SELECTION:
════════
In Africa braai is a favourite pastime...
Whether you in Zambia, Botswana, Namibia or Zimbabwe, a braai is a braai and all Africans enjoy a chop on the coals.
Tips, advice and recipes for an authentic African braai
Any African worth their (braai) salt will tell you that boerewors, rugby and sunny skies are the essentials of a proudly African braai. Add tangy potato salad, a couple of juicy steaks and a group of friends to share it with, and you've got a recipe for an irresistibly delicious, fun-filled feast!
Think you've got the perfect African braai down pat? Before you slap the sausage on the coals, make sure you've got all the right ingredients for an authentic African braai. Continue reading to discover top braai tips and advice for a delicious summertime spread, or wow your guests with inspired African braai recipes.
Top 10 African braai tips for perfectly prepared meat
Have you mastered the art of braaiing? For some, this traditional African cooking method takes years to perfect ' but thanks to the braai tips offered below, you'll be able to hone your braaiing skills in no time at all, and impress your guests with a couple of nifty culinary tricks!
- Buy the best quality meat you can find, and ensure that it is aged before being braaied. Ripen beef in your fridge for one week prior to braaiing, and lamb for five days. Ageing your meat not only tenderises it, but also greatly enhances its flavour.
- For the tastiest, most tender fare, marinate your meat overnight. This will allow the meat to become infused with the rich flavour of the marinade. If you're unable to marinate overnight, allow the meat to soak in the mixture for as long as possible prior to braaiing. Always store meat (marinated or not) in the fridge until you are ready to cook it.
- If you're braaiing with wood or coal, use fuel that produces long-lasting coals. Begin braaiing your meat only once the flames have died down and the embers are white-hot in colour. The grid, preferably non-stick or coated in non-stick spray, must be hot before the meat is placed onto it, and should be positioned roughly 10 centimetres above the coals.
════════
SOURCE MATERIAL:
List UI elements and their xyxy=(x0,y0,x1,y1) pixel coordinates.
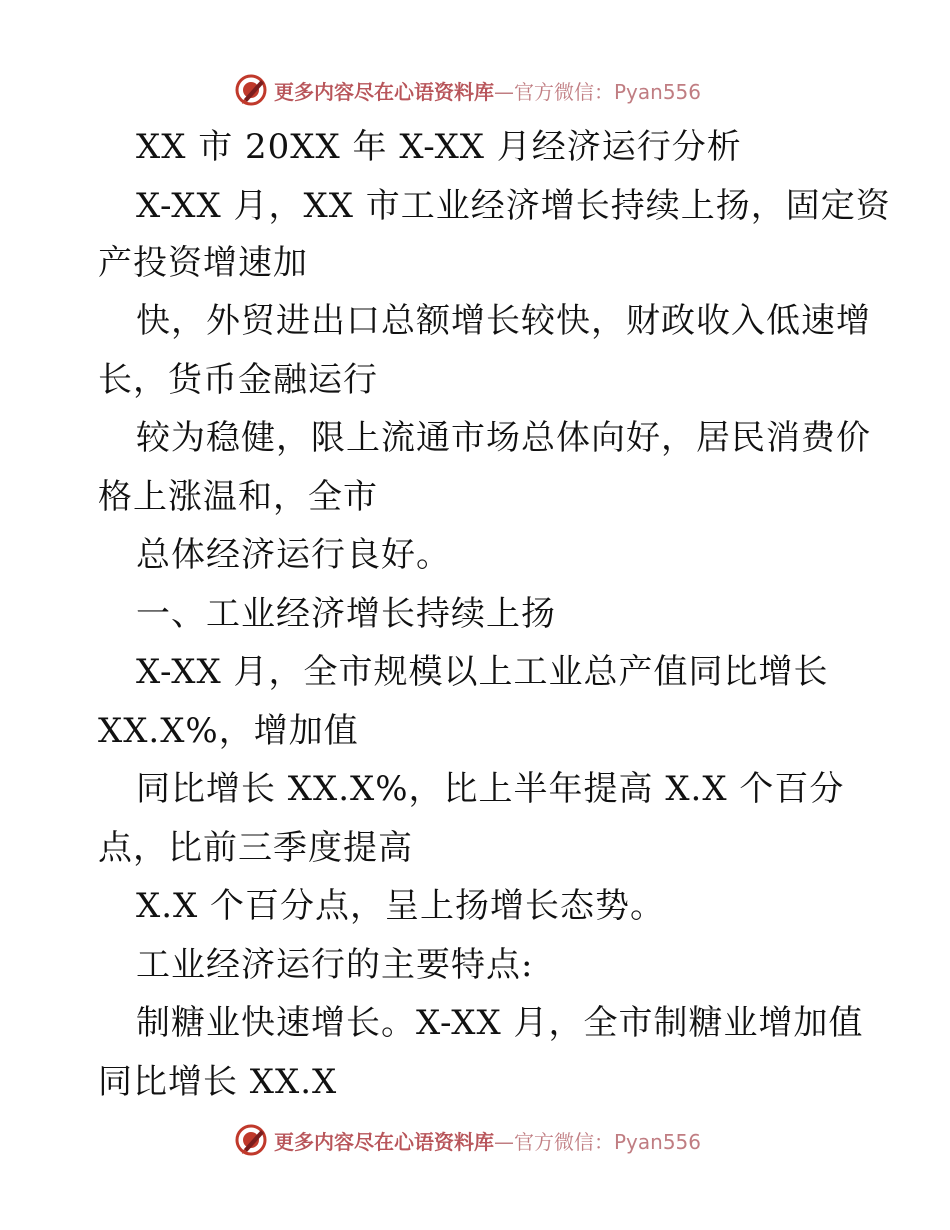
════════
REQUIRED WORK:
1: Repeat the braai article word for word, beginning at the words "Think you've got" and stopping after "nifty culinary tricks!".
2: Using the braai article, decide whether each statement agrees with it. Answer yes or no and quote the deciding words. (a) Beef should be ripened in the fridge for one week before braaiing. (b) The grid should sit about 20 centimetres above the coals. (c) Meat should go onto the grid while the flames are still high.
The material plays no role in this exercise.

ANSWERS FOR THIS EXERCISE:
1:
Think you've got the perfect African braai down pat? Before you slap the sausage on the coals, make sure you've got all the right ingredients for an authentic African braai. Continue reading to discover top braai tips and advice for a delicious summertime spread, or wow your guests with inspired African braai recipes.
Top 10 African braai tips for perfectly prepared meat
Have you mastered the art of braaiing? For some, this traditional African cooking method takes years to perfect ' but thanks to the braai tips offered below, you'll be able to hone your braaiing skills in no time at all, and impress your guests with a couple of nifty culinary tricks!

2:
(a) Yes: "Ripen beef in your fridge for one week prior to braaiing"
(b) No: "should be positioned roughly 10 centimetres above the coals"
(c) No: "Begin braaiing your meat only once the flames have died down and the embers are white-hot in colour."